• TEXT PASSAGE:

These developments point to the emergence of bottom-up action from individuals, activists, and companies challenging Korea’s green growth and environmental policies. Whereas in the past Korea’s development strategies, including the new form of ‘developmental environmentalism’, have been driven by top down government intervention such as the restructuring of agencies and five year plans to guide economic growth in targeted industries, the country may be witnessing the strengthening of a third force in environmental politics (alongside government and business) that is rooted in the populace’s desire to avoid the deleterious effects of climate change.
Can South Korea successfully ‘green’ growth?
Korea finds itself in an enviable position compared to many other OECD countries: among the population climate change is a widely agreed upon reality, and the need to act in effective and targeted ways is broadly accepted and fought for by citizen activist groups. Like in many rich countries, most notably the United States and Australia, the need to de-politicise climate change debate remains a pressing issue, however in Korea disinformation about climate change and its effects has not stalled political action as much as elsewhere. Even amid a change of government, something that in other countries has precipitated drastic changes in environmental policy, it appears likely that Korea will stay on track to meet its target of net zero emissions by 2050 even though President Yoon plans to reach this goal in a different fashion to his predecessor. Korea’s pioneering of green growth sets it apart from the world in leading the mission to reconcile the ever-conflicting goals of economic growth and environmental sustainability, a goal it has been working towards since the early 2000s. Attempts by the Korean government to ‘nationalise’ the narrative of climate change action by framing it as an opportunity for the nation should be studied closely by those aiming to effect climate policy change in countries marred by political polarisation. While climate change is undoubtedly a global problem, it is crucial that national governments lead the charge in reducing emissions. Korea’s approach to decarbonisation may not be perfect and environmental issues must still be addressed, but as the country’s rapid industrialisation period has shown, its people are no strangers to economic miracles in the face of steep challenges.

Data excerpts
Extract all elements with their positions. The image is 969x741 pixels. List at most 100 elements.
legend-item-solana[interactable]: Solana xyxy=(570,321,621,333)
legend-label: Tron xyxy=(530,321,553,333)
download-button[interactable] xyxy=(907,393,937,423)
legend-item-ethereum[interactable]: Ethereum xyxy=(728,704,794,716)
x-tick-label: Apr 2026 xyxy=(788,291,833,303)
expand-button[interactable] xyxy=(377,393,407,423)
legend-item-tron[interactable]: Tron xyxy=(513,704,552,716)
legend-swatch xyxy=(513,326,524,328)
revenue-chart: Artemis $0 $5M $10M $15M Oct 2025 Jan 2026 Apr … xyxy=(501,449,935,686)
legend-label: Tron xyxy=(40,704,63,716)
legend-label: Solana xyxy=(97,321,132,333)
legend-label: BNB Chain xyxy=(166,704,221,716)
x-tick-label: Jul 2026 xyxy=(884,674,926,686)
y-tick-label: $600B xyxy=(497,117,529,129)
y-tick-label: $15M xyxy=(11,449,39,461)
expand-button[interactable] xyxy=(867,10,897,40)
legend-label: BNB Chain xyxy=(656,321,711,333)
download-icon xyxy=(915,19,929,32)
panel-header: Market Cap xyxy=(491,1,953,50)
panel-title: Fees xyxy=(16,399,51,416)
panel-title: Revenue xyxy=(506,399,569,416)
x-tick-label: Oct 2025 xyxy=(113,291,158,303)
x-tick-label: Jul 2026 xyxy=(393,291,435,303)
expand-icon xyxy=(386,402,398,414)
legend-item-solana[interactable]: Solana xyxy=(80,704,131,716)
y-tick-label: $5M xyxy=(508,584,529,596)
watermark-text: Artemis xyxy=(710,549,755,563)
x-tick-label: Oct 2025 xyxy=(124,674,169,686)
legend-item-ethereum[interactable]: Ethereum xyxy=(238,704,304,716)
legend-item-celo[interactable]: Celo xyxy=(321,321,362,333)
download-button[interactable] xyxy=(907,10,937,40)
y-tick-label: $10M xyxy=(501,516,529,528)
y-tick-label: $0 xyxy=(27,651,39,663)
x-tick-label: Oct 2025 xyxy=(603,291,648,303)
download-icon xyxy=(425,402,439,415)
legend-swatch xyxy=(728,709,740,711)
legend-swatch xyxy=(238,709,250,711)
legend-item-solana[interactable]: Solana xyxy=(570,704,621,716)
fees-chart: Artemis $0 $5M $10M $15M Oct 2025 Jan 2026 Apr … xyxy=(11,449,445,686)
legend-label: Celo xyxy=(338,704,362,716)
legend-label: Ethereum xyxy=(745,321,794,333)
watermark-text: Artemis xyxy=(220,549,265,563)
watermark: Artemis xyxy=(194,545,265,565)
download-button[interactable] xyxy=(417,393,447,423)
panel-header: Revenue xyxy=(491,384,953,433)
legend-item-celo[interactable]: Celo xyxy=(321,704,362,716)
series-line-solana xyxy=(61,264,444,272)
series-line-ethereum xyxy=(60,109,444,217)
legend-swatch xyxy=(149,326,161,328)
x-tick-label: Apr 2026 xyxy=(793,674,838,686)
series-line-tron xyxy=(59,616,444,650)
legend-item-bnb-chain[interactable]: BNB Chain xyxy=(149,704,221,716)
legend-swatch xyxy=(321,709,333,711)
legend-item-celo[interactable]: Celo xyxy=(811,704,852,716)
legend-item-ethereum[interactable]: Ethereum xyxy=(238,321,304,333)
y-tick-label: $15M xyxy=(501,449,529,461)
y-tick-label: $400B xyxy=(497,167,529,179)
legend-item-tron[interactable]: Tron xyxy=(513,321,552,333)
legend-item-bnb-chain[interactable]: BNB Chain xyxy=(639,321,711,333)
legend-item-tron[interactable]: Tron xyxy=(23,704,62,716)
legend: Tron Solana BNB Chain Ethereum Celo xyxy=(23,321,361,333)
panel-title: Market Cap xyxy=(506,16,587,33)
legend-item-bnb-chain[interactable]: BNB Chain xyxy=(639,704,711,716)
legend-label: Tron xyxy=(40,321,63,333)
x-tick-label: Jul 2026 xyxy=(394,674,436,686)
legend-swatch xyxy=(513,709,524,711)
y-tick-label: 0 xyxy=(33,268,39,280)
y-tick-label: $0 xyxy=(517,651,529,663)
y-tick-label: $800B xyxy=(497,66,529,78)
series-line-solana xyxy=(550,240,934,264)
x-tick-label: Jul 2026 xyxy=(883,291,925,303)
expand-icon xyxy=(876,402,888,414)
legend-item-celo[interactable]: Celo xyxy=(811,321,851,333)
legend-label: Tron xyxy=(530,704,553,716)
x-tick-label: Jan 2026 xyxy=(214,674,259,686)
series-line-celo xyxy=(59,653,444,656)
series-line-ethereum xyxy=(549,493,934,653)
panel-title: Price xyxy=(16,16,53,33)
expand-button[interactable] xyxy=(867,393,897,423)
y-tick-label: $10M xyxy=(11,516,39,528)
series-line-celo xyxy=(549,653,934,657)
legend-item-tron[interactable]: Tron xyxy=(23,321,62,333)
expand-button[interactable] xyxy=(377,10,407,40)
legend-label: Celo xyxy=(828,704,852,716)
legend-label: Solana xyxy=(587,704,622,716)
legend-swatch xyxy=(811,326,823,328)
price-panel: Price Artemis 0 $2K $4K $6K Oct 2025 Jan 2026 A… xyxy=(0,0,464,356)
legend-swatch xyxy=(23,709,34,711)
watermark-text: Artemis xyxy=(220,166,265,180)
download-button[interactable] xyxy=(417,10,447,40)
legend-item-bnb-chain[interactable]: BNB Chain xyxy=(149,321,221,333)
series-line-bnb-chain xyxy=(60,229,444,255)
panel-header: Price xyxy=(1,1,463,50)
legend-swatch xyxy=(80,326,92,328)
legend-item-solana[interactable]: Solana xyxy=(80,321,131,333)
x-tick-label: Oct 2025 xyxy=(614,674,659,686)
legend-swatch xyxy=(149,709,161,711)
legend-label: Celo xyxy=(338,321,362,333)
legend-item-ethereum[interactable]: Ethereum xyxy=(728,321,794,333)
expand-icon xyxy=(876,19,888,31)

• HOW TO COMPLETE THIS TASK: List every country named in the passage on Korea's green growth. Work only from the text.

• EXERCISE RESPONSE: South Korea (also called Korea), the United States, Australia